## Challenge
Check each line of the listing for the word "name" and give only the number of lines that have it.

[Structured figure records]
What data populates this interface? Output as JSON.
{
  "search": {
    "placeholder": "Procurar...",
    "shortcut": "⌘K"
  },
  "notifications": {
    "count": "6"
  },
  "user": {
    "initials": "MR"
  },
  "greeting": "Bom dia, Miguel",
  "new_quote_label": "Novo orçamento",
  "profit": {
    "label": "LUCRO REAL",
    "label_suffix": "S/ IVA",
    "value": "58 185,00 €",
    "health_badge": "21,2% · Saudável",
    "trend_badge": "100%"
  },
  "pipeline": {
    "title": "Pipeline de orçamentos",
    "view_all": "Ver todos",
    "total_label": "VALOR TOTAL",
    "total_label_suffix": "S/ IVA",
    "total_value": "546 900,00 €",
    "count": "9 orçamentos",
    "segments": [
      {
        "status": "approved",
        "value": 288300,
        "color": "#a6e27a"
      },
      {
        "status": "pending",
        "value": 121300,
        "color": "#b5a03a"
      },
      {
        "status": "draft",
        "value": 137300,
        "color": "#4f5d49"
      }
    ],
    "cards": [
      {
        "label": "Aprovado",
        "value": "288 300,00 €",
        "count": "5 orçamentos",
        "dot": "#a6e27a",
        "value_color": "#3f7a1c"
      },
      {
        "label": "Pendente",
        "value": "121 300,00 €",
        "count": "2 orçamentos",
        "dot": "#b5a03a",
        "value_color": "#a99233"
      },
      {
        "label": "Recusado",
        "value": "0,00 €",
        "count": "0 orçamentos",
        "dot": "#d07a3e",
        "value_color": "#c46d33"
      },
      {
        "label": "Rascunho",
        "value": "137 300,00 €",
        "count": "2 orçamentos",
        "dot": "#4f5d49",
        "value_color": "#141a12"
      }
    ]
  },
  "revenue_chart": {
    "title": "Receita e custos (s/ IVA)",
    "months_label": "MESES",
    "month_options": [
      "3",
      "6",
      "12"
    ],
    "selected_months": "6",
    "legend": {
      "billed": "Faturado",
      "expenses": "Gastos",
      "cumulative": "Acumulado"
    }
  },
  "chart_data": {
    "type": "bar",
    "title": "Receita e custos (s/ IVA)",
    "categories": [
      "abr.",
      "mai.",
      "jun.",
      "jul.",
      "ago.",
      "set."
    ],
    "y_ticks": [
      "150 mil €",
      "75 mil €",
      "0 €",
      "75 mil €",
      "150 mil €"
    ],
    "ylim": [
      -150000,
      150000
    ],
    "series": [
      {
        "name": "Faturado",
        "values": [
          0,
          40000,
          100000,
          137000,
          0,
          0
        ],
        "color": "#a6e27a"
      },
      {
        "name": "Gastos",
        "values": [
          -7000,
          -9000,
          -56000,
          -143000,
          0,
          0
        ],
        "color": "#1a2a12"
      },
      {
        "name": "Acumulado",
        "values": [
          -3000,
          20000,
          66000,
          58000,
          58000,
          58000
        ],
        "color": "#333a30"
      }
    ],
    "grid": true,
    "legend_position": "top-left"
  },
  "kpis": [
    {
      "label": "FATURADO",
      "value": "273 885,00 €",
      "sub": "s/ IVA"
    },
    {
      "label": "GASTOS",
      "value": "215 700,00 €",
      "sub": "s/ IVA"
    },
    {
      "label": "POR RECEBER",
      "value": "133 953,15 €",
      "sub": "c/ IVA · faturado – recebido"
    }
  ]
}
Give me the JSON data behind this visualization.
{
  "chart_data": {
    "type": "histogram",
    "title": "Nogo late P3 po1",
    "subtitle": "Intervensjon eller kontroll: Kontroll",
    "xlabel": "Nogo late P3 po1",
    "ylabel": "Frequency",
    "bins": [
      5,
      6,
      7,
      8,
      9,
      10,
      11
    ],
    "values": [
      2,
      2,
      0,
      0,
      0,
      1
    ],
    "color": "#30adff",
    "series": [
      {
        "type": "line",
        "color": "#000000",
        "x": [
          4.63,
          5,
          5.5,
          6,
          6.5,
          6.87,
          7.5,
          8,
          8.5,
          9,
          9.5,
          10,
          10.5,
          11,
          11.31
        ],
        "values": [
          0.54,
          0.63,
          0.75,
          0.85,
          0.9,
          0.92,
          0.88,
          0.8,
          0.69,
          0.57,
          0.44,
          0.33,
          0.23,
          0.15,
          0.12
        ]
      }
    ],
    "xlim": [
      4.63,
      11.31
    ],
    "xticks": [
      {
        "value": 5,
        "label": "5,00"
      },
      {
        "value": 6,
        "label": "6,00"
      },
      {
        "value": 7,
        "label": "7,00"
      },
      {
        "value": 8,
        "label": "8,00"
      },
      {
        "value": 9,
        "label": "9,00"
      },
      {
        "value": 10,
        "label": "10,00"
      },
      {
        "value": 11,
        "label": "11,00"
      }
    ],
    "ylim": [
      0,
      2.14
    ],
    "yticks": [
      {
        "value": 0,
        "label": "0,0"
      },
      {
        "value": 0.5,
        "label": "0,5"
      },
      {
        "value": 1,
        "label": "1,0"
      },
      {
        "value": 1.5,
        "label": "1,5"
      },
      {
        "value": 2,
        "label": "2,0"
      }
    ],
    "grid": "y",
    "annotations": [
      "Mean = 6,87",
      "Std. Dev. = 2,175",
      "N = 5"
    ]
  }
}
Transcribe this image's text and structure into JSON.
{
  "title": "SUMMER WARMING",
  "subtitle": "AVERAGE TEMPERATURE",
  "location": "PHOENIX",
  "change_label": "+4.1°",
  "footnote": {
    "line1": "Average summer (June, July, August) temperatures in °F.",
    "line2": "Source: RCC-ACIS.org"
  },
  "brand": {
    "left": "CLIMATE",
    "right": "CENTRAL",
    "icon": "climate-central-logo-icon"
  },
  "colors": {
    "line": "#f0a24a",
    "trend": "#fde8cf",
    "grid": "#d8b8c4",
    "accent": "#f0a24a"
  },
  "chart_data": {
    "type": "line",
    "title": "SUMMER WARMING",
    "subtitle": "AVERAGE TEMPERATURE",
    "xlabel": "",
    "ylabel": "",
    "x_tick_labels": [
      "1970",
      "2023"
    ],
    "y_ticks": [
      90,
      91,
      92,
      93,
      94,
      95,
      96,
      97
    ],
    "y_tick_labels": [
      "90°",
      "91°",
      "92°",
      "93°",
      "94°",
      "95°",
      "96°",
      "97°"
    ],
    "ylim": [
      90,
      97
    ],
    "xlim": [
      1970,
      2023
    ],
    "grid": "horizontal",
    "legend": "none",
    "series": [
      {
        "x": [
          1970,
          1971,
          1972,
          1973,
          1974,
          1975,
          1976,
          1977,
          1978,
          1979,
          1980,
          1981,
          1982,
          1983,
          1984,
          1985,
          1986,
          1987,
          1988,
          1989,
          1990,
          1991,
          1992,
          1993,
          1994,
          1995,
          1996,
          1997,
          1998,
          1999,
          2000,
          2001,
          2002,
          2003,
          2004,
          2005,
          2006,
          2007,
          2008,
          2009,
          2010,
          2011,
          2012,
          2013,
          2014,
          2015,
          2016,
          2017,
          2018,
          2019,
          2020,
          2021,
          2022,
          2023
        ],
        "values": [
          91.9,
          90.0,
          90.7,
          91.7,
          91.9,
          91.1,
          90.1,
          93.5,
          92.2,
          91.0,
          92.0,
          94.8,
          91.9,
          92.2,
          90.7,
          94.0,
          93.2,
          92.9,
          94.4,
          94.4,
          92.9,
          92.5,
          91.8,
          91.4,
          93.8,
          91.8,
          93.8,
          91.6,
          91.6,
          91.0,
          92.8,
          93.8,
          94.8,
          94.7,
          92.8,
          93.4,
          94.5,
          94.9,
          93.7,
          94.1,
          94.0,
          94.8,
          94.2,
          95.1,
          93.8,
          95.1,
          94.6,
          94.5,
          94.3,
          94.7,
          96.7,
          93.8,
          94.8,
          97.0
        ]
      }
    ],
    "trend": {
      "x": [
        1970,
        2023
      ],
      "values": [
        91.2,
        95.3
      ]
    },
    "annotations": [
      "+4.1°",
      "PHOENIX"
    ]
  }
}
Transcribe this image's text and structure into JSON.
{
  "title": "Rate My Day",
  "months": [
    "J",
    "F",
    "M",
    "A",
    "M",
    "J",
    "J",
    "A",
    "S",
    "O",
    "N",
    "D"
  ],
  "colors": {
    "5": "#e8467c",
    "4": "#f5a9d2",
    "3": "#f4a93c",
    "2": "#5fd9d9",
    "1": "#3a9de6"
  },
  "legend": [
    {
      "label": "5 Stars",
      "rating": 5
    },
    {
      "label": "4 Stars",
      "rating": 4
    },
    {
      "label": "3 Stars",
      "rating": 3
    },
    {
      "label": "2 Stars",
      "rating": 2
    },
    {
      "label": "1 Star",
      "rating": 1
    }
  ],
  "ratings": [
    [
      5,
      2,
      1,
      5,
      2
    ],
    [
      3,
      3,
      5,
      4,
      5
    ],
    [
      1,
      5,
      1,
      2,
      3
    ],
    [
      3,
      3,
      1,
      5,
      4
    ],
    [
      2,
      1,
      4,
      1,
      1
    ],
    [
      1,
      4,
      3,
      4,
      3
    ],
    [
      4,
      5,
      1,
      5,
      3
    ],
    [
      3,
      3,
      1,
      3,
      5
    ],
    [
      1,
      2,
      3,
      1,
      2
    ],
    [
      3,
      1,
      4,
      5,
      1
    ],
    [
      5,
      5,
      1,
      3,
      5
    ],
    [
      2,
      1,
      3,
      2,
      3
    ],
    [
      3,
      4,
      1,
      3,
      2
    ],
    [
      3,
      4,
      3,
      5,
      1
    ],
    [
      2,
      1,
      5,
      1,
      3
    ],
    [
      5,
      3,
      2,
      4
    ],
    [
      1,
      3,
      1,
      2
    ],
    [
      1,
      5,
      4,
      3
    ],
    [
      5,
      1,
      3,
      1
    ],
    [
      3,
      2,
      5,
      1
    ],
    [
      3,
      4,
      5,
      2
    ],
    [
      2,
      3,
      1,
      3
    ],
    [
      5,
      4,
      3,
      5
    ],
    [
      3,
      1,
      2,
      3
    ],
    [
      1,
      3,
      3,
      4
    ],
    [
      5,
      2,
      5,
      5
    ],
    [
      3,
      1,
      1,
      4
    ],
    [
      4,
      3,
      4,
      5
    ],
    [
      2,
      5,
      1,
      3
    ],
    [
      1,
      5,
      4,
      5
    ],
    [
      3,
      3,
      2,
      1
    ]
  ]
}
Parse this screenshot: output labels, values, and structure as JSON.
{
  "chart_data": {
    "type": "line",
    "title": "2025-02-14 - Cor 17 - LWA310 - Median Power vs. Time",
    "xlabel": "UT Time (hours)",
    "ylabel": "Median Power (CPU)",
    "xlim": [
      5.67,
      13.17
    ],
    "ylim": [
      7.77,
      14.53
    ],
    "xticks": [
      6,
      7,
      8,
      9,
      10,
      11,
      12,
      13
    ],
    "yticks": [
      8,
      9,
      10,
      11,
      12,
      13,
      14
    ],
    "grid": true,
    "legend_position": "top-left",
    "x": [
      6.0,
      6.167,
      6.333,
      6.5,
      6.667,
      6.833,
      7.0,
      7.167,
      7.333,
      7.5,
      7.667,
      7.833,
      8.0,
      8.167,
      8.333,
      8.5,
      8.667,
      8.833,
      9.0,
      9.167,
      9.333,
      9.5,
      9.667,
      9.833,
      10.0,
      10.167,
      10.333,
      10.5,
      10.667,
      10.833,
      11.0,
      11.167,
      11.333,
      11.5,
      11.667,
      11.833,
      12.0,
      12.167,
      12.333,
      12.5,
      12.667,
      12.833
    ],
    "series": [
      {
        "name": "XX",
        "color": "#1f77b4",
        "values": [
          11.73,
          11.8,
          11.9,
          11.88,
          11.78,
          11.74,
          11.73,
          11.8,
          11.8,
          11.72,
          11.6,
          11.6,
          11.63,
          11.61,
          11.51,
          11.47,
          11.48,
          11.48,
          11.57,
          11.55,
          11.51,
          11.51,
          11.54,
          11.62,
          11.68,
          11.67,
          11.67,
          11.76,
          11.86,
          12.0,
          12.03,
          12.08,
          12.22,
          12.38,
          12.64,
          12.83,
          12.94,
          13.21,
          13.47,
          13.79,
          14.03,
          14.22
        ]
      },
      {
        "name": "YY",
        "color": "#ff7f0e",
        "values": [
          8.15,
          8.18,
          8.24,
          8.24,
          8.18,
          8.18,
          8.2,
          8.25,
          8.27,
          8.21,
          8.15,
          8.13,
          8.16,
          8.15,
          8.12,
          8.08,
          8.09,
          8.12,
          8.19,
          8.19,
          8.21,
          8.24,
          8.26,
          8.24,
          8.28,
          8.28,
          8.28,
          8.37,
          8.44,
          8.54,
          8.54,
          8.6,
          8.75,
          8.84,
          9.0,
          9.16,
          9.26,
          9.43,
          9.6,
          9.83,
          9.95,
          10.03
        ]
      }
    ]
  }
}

## Result
5